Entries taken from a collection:
* * * * *

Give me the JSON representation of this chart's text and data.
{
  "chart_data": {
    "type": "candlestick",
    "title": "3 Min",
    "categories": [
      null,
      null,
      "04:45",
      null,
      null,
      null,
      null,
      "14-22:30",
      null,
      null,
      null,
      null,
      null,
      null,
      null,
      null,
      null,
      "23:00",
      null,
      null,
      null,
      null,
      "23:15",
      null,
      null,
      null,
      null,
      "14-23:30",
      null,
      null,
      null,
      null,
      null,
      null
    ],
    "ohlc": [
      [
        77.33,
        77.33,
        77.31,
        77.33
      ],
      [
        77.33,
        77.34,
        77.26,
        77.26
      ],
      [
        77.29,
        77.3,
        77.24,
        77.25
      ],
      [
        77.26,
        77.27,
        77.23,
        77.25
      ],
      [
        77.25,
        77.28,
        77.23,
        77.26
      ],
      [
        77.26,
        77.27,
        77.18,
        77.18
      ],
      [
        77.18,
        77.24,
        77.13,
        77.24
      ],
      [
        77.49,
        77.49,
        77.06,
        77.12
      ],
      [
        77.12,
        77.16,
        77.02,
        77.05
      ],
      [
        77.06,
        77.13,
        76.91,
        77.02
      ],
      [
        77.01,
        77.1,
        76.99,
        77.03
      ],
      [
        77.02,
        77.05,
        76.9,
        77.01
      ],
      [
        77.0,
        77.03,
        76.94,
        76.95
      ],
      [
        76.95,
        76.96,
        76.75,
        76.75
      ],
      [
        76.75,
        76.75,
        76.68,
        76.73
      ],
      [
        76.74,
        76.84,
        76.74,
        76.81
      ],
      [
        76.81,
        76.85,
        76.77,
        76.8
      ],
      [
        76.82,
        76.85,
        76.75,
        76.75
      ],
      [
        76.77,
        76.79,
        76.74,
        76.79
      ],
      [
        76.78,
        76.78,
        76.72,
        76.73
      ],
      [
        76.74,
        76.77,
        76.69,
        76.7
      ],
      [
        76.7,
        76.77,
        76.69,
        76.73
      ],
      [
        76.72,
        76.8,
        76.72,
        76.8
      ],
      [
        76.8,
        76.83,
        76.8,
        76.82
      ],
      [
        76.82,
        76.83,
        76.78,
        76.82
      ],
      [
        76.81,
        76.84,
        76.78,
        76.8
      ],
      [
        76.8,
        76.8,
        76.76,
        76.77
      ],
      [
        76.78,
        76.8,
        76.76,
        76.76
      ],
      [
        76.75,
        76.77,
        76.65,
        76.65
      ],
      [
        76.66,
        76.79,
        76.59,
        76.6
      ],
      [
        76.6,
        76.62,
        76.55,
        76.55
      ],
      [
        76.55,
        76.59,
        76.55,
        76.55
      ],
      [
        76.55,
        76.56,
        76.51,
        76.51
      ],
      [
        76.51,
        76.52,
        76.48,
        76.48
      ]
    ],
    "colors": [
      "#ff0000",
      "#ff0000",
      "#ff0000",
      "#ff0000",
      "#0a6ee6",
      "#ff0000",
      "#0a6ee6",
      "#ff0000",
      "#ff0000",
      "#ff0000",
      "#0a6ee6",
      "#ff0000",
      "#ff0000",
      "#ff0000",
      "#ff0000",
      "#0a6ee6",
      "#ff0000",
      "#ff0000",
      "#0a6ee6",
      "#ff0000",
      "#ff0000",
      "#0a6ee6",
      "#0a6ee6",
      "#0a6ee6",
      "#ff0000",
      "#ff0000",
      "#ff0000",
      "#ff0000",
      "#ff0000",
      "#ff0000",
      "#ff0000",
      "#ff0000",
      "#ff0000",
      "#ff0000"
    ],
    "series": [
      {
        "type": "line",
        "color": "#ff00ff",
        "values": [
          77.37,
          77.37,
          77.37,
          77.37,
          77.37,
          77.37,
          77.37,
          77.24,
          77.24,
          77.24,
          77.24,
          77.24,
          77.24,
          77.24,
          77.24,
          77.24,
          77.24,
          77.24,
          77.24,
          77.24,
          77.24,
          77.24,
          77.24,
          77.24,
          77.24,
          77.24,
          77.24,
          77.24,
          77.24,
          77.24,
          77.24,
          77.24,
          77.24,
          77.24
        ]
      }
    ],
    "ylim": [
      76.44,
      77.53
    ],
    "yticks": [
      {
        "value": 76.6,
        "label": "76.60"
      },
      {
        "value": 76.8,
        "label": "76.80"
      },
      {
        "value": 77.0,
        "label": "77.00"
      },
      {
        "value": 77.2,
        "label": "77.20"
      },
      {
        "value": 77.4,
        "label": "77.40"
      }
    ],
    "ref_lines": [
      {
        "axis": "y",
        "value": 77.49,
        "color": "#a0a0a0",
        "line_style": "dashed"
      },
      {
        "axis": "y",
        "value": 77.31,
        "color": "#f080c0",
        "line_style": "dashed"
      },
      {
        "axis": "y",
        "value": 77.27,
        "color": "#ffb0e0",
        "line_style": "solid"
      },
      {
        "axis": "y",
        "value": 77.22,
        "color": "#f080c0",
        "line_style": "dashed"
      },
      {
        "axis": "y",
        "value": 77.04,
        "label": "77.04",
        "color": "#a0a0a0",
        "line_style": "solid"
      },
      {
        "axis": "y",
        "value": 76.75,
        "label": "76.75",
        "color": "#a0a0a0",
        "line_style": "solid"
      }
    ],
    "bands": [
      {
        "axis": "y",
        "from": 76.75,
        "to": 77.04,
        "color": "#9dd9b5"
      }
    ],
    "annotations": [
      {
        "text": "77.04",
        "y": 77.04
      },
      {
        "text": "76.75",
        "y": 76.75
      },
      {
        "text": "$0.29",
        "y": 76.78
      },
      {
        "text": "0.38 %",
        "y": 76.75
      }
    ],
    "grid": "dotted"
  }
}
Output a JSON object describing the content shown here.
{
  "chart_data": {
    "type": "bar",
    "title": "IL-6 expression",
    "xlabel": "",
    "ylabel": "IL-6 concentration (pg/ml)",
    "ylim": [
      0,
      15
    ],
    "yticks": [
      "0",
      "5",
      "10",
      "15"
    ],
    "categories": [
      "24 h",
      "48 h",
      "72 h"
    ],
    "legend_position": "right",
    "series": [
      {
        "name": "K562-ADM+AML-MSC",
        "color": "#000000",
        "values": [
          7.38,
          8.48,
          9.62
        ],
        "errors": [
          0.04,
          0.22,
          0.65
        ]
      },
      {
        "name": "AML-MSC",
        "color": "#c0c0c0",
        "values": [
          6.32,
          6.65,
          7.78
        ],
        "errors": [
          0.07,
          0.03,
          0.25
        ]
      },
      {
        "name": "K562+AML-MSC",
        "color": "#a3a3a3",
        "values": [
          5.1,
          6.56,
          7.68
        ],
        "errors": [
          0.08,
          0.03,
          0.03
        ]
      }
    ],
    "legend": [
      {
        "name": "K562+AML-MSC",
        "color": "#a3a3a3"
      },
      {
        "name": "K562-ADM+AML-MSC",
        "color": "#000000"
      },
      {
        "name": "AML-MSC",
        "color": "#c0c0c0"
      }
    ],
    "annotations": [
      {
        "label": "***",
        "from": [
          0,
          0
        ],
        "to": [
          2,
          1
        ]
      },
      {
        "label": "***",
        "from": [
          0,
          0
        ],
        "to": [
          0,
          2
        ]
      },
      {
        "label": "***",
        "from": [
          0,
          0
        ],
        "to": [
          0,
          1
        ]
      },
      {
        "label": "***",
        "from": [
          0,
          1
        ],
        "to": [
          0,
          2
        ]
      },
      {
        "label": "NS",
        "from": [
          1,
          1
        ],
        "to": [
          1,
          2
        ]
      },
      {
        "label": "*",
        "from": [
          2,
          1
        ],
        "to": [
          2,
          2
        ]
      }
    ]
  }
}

* * * * *

Give the entries once more, exactly as they appear.

Give me the JSON representation of this chart's text and data.
{
  "chart_data": {
    "type": "candlestick",
    "title": "3 Min",
    "categories": [
      null,
      null,
      "04:45",
      null,
      null,
      null,
      null,
      "14-22:30",
      null,
      null,
      null,
      null,
      null,
      null,
      null,
      null,
      null,
      "23:00",
      null,
      null,
      null,
      null,
      "23:15",
      null,
      null,
      null,
      null,
      "14-23:30",
      null,
      null,
      null,
      null,
      null,
      null
    ],
    "ohlc": [
      [
        77.33,
        77.33,
        77.31,
        77.33
      ],
      [
        77.33,
        77.34,
        77.26,
        77.26
      ],
      [
        77.29,
        77.3,
        77.24,
        77.25
      ],
      [
        77.26,
        77.27,
        77.23,
        77.25
      ],
      [
        77.25,
        77.28,
        77.23,
        77.26
      ],
      [
        77.26,
        77.27,
        77.18,
        77.18
      ],
      [
        77.18,
        77.24,
        77.13,
        77.24
      ],
      [
        77.49,
        77.49,
        77.06,
        77.12
      ],
      [
        77.12,
        77.16,
        77.02,
        77.05
      ],
      [
        77.06,
        77.13,
        76.91,
        77.02
      ],
      [
        77.01,
        77.1,
        76.99,
        77.03
      ],
      [
        77.02,
        77.05,
        76.9,
        77.01
      ],
      [
        77.0,
        77.03,
        76.94,
        76.95
      ],
      [
        76.95,
        76.96,
        76.75,
        76.75
      ],
      [
        76.75,
        76.75,
        76.68,
        76.73
      ],
      [
        76.74,
        76.84,
        76.74,
        76.81
      ],
      [
        76.81,
        76.85,
        76.77,
        76.8
      ],
      [
        76.82,
        76.85,
        76.75,
        76.75
      ],
      [
        76.77,
        76.79,
        76.74,
        76.79
      ],
      [
        76.78,
        76.78,
        76.72,
        76.73
      ],
      [
        76.74,
        76.77,
        76.69,
        76.7
      ],
      [
        76.7,
        76.77,
        76.69,
        76.73
      ],
      [
        76.72,
        76.8,
        76.72,
        76.8
      ],
      [
        76.8,
        76.83,
        76.8,
        76.82
      ],
      [
        76.82,
        76.83,
        76.78,
        76.82
      ],
      [
        76.81,
        76.84,
        76.78,
        76.8
      ],
      [
        76.8,
        76.8,
        76.76,
        76.77
      ],
      [
        76.78,
        76.8,
        76.76,
        76.76
      ],
      [
        76.75,
        76.77,
        76.65,
        76.65
      ],
      [
        76.66,
        76.79,
        76.59,
        76.6
      ],
      [
        76.6,
        76.62,
        76.55,
        76.55
      ],
      [
        76.55,
        76.59,
        76.55,
        76.55
      ],
      [
        76.55,
        76.56,
        76.51,
        76.51
      ],
      [
        76.51,
        76.52,
        76.48,
        76.48
      ]
    ],
    "colors": [
      "#ff0000",
      "#ff0000",
      "#ff0000",
      "#ff0000",
      "#0a6ee6",
      "#ff0000",
      "#0a6ee6",
      "#ff0000",
      "#ff0000",
      "#ff0000",
      "#0a6ee6",
      "#ff0000",
      "#ff0000",
      "#ff0000",
      "#ff0000",
      "#0a6ee6",
      "#ff0000",
      "#ff0000",
      "#0a6ee6",
      "#ff0000",
      "#ff0000",
      "#0a6ee6",
      "#0a6ee6",
      "#0a6ee6",
      "#ff0000",
      "#ff0000",
      "#ff0000",
      "#ff0000",
      "#ff0000",
      "#ff0000",
      "#ff0000",
      "#ff0000",
      "#ff0000",
      "#ff0000"
    ],
    "series": [
      {
        "type": "line",
        "color": "#ff00ff",
        "values": [
          77.37,
          77.37,
          77.37,
          77.37,
          77.37,
          77.37,
          77.37,
          77.24,
          77.24,
          77.24,
          77.24,
          77.24,
          77.24,
          77.24,
          77.24,
          77.24,
          77.24,
          77.24,
          77.24,
          77.24,
          77.24,
          77.24,
          77.24,
          77.24,
          77.24,
          77.24,
          77.24,
          77.24,
          77.24,
          77.24,
          77.24,
          77.24,
          77.24,
          77.24
        ]
      }
    ],
    "ylim": [
      76.44,
      77.53
    ],
    "yticks": [
      {
        "value": 76.6,
        "label": "76.60"
      },
      {
        "value": 76.8,
        "label": "76.80"
      },
      {
        "value": 77.0,
        "label": "77.00"
      },
      {
        "value": 77.2,
        "label": "77.20"
      },
      {
        "value": 77.4,
        "label": "77.40"
      }
    ],
    "ref_lines": [
      {
        "axis": "y",
        "value": 77.49,
        "color": "#a0a0a0",
        "line_style": "dashed"
      },
      {
        "axis": "y",
        "value": 77.31,
        "color": "#f080c0",
        "line_style": "dashed"
      },
      {
        "axis": "y",
        "value": 77.27,
        "color": "#ffb0e0",
        "line_style": "solid"
      },
      {
        "axis": "y",
        "value": 77.22,
        "color": "#f080c0",
        "line_style": "dashed"
      },
      {
        "axis": "y",
        "value": 77.04,
        "label": "77.04",
        "color": "#a0a0a0",
        "line_style": "solid"
      },
      {
        "axis": "y",
        "value": 76.75,
        "label": "76.75",
        "color": "#a0a0a0",
        "line_style": "solid"
      }
    ],
    "bands": [
      {
        "axis": "y",
        "from": 76.75,
        "to": 77.04,
        "color": "#9dd9b5"
      }
    ],
    "annotations": [
      {
        "text": "77.04",
        "y": 77.04
      },
      {
        "text": "76.75",
        "y": 76.75
      },
      {
        "text": "$0.29",
        "y": 76.78
      },
      {
        "text": "0.38 %",
        "y": 76.75
      }
    ],
    "grid": "dotted"
  }
}
Output a JSON object describing the content shown here.
{
  "chart_data": {
    "type": "bar",
    "title": "IL-6 expression",
    "xlabel": "",
    "ylabel": "IL-6 concentration (pg/ml)",
    "ylim": [
      0,
      15
    ],
    "yticks": [
      "0",
      "5",
      "10",
      "15"
    ],
    "categories": [
      "24 h",
      "48 h",
      "72 h"
    ],
    "legend_position": "right",
    "series": [
      {
        "name": "K562-ADM+AML-MSC",
        "color": "#000000",
        "values": [
          7.38,
          8.48,
          9.62
        ],
        "errors": [
          0.04,
          0.22,
          0.65
        ]
      },
      {
        "name": "AML-MSC",
        "color": "#c0c0c0",
        "values": [
          6.32,
          6.65,
          7.78
        ],
        "errors": [
          0.07,
          0.03,
          0.25
        ]
      },
      {
        "name": "K562+AML-MSC",
        "color": "#a3a3a3",
        "values": [
          5.1,
          6.56,
          7.68
        ],
        "errors": [
          0.08,
          0.03,
          0.03
        ]
      }
    ],
    "legend": [
      {
        "name": "K562+AML-MSC",
        "color": "#a3a3a3"
      },
      {
        "name": "K562-ADM+AML-MSC",
        "color": "#000000"
      },
      {
        "name": "AML-MSC",
        "color": "#c0c0c0"
      }
    ],
    "annotations": [
      {
        "label": "***",
        "from": [
          0,
          0
        ],
        "to": [
          2,
          1
        ]
      },
      {
        "label": "***",
        "from": [
          0,
          0
        ],
        "to": [
          0,
          2
        ]
      },
      {
        "label": "***",
        "from": [
          0,
          0
        ],
        "to": [
          0,
          1
        ]
      },
      {
        "label": "***",
        "from": [
          0,
          1
        ],
        "to": [
          0,
          2
        ]
      },
      {
        "label": "NS",
        "from": [
          1,
          1
        ],
        "to": [
          1,
          2
        ]
      },
      {
        "label": "*",
        "from": [
          2,
          1
        ],
        "to": [
          2,
          2
        ]
      }
    ]
  }
}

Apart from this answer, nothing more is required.